━━ INPUT RECORDS ━━
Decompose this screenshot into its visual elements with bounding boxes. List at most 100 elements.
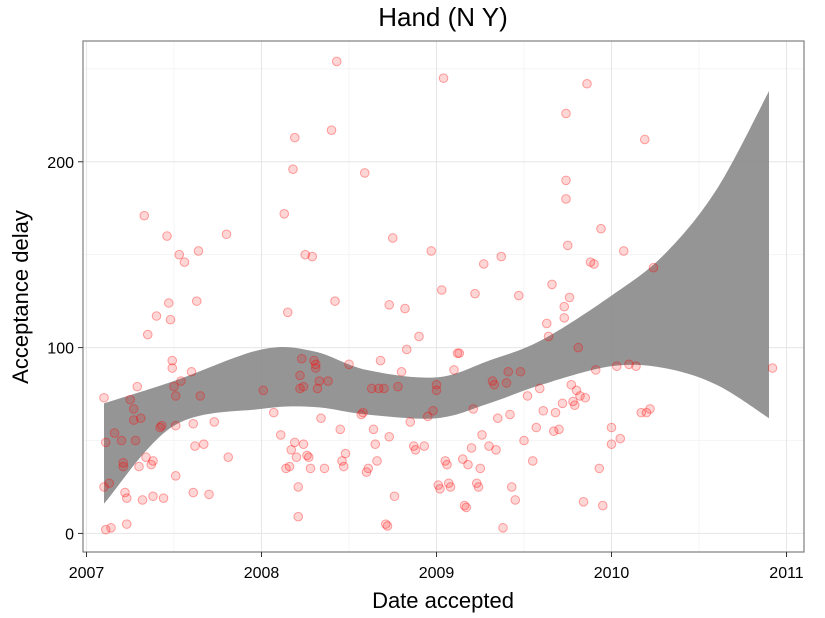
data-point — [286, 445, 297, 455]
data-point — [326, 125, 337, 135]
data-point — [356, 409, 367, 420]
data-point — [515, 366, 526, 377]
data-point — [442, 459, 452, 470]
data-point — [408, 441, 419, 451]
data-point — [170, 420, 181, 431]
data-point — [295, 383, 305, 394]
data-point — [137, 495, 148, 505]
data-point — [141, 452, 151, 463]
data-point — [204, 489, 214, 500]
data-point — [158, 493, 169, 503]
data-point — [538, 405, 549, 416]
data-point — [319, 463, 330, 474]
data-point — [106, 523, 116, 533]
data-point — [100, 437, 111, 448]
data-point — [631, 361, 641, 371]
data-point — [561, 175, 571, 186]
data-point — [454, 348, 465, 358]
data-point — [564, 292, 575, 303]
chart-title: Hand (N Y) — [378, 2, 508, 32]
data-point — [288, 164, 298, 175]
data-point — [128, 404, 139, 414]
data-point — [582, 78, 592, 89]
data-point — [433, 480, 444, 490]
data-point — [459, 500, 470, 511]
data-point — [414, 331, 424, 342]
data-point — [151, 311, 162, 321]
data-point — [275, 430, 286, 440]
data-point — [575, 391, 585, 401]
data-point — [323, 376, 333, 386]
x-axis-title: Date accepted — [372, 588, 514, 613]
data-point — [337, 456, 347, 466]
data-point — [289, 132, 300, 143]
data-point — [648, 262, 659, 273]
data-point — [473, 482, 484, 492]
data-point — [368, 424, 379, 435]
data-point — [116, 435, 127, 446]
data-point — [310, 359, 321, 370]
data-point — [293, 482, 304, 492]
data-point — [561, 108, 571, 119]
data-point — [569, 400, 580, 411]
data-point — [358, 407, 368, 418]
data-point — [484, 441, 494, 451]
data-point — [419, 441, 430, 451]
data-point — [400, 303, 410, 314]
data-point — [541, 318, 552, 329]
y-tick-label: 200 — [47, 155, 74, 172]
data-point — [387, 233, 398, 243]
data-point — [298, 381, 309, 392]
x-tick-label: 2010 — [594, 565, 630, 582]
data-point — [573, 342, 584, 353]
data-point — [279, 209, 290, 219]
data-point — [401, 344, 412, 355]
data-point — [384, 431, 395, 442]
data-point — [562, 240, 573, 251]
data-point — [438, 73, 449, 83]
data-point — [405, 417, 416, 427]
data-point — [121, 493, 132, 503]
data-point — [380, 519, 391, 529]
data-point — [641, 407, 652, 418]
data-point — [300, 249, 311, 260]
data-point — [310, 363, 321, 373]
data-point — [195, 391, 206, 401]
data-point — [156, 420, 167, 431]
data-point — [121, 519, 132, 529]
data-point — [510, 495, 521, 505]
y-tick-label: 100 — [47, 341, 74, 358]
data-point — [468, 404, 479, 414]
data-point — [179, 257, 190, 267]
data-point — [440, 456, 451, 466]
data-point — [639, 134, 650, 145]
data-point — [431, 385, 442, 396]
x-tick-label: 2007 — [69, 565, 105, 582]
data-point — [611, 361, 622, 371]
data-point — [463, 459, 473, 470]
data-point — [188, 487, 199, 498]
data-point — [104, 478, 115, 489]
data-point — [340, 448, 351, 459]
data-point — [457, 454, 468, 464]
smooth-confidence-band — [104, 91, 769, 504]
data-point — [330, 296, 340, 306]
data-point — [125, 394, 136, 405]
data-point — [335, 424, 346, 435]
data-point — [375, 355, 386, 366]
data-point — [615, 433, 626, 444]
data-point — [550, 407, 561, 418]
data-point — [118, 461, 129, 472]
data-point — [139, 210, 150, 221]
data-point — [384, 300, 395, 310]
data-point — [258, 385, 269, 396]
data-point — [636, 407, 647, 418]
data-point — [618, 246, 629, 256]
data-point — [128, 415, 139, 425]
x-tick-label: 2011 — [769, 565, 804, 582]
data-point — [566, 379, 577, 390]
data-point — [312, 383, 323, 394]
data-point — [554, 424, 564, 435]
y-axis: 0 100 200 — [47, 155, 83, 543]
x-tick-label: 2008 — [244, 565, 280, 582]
━━━
━━ INPUT RECORDS ━━
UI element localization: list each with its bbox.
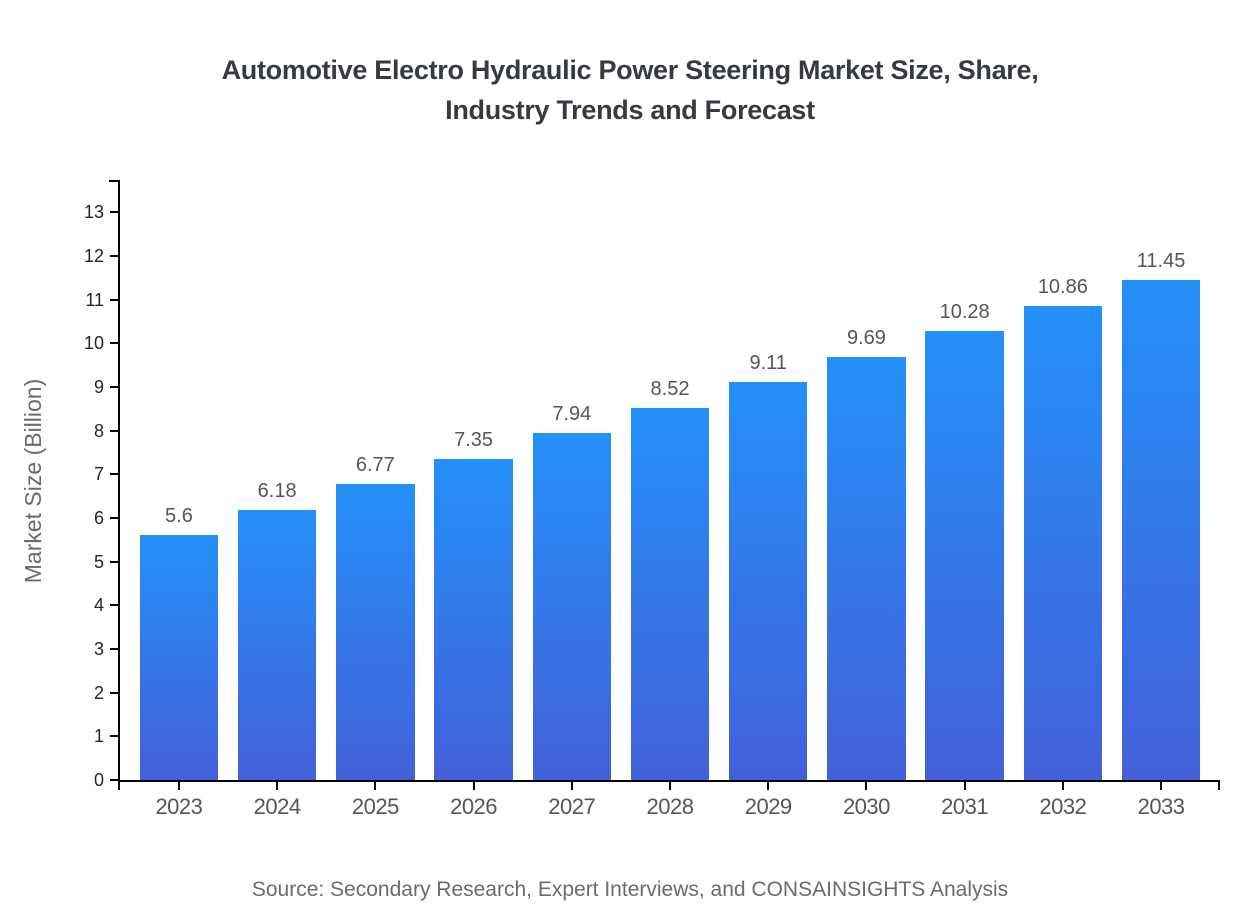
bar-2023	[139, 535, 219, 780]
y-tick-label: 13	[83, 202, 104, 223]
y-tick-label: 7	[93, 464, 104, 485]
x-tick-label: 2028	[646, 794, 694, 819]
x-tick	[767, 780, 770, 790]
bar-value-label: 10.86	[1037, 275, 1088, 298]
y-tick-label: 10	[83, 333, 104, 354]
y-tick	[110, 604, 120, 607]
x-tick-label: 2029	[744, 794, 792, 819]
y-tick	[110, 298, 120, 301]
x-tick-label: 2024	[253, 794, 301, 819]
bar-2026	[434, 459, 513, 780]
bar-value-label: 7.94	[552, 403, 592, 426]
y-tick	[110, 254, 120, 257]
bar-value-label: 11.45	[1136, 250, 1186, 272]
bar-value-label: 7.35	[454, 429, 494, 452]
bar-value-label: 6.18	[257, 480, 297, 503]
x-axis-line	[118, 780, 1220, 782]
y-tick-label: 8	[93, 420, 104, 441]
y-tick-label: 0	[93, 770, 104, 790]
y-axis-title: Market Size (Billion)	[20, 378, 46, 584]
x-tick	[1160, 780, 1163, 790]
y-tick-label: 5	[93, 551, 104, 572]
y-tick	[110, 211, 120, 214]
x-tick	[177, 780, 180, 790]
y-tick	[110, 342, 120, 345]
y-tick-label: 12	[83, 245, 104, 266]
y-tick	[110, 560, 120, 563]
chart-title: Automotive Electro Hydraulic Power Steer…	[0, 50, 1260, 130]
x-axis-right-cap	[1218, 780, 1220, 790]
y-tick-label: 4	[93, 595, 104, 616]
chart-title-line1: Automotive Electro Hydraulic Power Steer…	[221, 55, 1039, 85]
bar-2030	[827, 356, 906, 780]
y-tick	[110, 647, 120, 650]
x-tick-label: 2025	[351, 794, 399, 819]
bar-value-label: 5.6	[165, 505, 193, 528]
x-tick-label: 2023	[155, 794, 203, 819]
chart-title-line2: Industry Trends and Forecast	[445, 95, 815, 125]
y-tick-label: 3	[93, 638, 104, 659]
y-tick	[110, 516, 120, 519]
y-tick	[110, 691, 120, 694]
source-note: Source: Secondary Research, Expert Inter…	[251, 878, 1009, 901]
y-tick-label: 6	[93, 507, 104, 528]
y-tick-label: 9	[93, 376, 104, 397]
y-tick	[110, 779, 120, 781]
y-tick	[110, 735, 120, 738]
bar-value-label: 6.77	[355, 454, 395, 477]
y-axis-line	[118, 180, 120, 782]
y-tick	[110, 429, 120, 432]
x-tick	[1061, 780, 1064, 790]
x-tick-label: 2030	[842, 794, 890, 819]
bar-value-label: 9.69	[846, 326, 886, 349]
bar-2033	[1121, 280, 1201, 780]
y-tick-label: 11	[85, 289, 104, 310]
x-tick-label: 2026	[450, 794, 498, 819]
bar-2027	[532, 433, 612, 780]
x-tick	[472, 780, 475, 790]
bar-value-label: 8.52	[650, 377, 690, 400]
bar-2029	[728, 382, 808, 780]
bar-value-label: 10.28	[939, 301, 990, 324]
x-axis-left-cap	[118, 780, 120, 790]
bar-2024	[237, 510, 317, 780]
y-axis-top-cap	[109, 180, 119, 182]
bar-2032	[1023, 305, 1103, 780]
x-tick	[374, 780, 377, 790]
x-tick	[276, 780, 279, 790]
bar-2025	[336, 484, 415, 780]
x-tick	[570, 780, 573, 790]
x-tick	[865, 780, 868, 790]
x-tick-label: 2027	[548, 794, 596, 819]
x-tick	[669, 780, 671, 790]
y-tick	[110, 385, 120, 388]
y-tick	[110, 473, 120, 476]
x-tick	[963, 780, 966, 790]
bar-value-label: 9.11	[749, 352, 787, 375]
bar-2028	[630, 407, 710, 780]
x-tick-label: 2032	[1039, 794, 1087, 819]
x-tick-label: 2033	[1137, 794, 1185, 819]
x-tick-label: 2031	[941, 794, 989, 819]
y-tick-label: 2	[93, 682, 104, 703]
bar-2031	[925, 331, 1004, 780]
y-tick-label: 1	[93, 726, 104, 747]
━━━
SHORT TASK: Copy out the lines of the material verbatim, starting at the line containing "535, 219, 780]" and ending at the line containing "254, 120, 257]".

ANSWER BELOW:
bar-2023	[139, 535, 219, 780]
y-tick-label: 13	[83, 202, 104, 223]
y-tick-label: 7	[93, 464, 104, 485]
x-tick-label: 2028	[646, 794, 694, 819]
x-tick	[767, 780, 770, 790]
bar-value-label: 10.86	[1037, 275, 1088, 298]
y-tick-label: 10	[83, 333, 104, 354]
y-tick	[110, 604, 120, 607]
x-tick-label: 2029	[744, 794, 792, 819]
y-tick	[110, 298, 120, 301]
x-tick-label: 2024	[253, 794, 301, 819]
bar-2026	[434, 459, 513, 780]
bar-value-label: 7.94	[552, 403, 592, 426]
y-tick	[110, 254, 120, 257]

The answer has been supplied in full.